Aim of the exercise: Wherever a line holds the string "this", copy that line.

* Start Source material *

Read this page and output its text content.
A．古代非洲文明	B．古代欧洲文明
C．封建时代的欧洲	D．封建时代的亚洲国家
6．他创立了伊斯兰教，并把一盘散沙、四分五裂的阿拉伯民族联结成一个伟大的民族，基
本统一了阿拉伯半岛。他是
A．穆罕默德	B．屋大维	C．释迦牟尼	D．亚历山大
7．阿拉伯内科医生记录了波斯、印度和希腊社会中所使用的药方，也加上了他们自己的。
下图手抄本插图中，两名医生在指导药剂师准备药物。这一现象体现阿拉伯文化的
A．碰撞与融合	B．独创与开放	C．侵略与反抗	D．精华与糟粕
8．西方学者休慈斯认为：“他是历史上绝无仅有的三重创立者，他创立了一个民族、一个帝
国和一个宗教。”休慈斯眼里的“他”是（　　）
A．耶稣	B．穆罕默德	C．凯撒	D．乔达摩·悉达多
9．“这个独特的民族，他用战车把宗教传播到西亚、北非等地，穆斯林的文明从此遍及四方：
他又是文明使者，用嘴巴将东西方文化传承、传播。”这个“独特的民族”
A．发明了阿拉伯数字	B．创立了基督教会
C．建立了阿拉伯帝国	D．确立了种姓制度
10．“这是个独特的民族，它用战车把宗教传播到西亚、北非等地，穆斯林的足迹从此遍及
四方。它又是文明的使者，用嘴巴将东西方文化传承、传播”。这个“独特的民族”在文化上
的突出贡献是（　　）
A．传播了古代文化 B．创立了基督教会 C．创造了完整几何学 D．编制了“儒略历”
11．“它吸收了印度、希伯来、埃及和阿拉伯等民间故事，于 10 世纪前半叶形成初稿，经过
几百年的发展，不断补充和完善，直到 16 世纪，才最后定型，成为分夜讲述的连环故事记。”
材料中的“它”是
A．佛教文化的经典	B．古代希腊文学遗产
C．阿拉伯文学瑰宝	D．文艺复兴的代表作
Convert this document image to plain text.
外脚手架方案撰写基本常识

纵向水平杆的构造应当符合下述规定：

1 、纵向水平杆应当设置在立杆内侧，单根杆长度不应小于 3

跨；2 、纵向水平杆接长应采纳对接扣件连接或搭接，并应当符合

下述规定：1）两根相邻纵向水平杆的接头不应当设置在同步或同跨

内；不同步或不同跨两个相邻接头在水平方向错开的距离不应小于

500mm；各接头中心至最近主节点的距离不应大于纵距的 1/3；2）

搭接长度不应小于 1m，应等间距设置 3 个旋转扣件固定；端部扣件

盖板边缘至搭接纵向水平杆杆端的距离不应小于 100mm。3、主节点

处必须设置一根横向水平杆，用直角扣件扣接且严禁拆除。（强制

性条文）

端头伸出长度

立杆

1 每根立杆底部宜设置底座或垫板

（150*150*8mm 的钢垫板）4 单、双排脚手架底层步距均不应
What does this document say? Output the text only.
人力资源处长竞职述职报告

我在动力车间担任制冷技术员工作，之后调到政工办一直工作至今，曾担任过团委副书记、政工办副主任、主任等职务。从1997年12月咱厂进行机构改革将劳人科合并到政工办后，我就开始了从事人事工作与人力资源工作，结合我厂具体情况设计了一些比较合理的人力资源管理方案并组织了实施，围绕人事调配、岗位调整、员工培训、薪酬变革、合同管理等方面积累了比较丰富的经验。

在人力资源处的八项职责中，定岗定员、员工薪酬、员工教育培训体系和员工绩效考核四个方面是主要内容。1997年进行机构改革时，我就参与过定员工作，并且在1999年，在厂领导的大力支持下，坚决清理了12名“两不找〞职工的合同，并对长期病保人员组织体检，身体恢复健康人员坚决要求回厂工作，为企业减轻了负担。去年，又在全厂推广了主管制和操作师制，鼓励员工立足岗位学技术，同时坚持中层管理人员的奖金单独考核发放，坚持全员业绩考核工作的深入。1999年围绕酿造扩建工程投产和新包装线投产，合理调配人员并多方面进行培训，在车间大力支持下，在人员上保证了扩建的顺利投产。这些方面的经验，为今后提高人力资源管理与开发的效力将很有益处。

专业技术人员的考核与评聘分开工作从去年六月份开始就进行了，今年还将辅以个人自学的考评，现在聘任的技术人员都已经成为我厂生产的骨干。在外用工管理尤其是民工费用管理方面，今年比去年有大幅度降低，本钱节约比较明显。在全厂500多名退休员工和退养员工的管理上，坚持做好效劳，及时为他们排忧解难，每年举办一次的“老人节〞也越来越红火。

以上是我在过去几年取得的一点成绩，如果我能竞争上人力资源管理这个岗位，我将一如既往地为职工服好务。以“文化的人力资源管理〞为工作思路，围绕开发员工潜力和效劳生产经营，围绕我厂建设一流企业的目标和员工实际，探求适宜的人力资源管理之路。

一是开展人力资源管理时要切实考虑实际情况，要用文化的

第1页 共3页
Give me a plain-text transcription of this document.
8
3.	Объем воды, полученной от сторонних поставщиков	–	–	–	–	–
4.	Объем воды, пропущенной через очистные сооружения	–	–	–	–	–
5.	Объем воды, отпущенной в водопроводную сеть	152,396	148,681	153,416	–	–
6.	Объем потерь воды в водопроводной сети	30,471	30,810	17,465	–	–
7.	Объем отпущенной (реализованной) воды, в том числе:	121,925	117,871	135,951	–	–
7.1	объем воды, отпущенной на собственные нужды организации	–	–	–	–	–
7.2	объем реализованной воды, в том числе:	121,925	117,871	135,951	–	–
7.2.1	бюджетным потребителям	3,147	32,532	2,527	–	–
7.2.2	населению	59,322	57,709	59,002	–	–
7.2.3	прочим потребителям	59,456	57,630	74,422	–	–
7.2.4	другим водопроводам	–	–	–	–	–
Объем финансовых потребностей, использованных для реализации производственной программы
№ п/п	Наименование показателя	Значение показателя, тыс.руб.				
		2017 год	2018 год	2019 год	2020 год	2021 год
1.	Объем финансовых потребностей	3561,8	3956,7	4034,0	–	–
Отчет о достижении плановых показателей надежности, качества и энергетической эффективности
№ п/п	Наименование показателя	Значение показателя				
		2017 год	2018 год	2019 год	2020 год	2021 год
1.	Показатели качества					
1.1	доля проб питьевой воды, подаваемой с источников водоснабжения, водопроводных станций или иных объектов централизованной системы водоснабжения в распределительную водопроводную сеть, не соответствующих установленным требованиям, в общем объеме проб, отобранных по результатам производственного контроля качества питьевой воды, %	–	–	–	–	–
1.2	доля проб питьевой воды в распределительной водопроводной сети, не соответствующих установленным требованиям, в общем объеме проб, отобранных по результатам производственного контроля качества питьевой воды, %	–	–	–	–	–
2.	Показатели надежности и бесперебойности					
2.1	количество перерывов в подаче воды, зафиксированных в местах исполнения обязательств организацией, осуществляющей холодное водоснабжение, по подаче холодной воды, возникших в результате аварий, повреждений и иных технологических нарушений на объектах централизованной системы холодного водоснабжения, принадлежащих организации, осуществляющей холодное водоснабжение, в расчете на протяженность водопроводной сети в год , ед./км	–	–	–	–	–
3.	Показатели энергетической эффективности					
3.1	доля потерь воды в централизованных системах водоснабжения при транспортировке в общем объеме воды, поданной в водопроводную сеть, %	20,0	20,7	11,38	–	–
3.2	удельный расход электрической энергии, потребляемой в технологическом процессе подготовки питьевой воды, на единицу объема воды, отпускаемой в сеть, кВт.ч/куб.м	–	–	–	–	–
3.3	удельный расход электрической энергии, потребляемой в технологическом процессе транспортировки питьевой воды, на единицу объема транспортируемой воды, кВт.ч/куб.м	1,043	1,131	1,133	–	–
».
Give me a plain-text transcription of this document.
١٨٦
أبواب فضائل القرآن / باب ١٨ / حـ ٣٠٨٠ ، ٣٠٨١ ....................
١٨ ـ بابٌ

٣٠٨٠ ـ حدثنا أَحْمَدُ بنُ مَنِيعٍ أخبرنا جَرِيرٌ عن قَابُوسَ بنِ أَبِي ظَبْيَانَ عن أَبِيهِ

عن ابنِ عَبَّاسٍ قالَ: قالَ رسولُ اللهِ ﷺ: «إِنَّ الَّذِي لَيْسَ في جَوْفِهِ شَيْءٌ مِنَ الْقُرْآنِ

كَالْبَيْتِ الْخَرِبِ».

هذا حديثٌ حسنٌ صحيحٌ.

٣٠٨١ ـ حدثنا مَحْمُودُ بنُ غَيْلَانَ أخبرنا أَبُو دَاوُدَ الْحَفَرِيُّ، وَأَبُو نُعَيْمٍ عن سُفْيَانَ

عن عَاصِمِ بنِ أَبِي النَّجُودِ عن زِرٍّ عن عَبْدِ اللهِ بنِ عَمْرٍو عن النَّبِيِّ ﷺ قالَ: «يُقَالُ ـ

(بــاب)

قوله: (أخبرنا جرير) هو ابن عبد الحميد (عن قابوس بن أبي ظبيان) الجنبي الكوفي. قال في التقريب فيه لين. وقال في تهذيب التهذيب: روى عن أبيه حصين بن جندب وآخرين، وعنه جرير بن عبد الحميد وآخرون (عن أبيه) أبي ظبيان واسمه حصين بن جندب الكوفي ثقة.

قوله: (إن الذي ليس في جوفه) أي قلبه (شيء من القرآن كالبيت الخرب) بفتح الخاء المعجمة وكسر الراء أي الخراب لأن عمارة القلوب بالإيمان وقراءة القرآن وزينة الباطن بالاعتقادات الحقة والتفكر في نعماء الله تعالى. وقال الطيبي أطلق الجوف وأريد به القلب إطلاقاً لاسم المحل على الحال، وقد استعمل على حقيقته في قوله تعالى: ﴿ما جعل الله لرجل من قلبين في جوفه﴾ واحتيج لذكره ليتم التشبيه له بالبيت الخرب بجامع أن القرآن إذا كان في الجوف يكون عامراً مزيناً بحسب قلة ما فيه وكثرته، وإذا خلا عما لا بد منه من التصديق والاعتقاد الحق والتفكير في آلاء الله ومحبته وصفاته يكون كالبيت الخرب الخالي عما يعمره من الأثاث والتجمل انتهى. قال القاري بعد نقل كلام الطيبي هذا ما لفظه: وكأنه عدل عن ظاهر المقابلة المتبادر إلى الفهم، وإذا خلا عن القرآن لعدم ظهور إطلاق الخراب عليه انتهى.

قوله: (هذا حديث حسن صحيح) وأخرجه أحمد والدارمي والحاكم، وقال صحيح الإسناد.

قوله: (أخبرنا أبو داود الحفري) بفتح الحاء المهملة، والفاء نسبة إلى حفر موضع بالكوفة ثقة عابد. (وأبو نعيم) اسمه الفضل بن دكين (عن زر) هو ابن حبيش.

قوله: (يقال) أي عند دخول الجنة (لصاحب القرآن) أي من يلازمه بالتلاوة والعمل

* End Source material *

Answer in full:
Read this page and output its text content.
Convert this document image to plain text.
What does this document say? Output the text only.
Give me a plain-text transcription of this document.
Give me a plain-text transcription of this document.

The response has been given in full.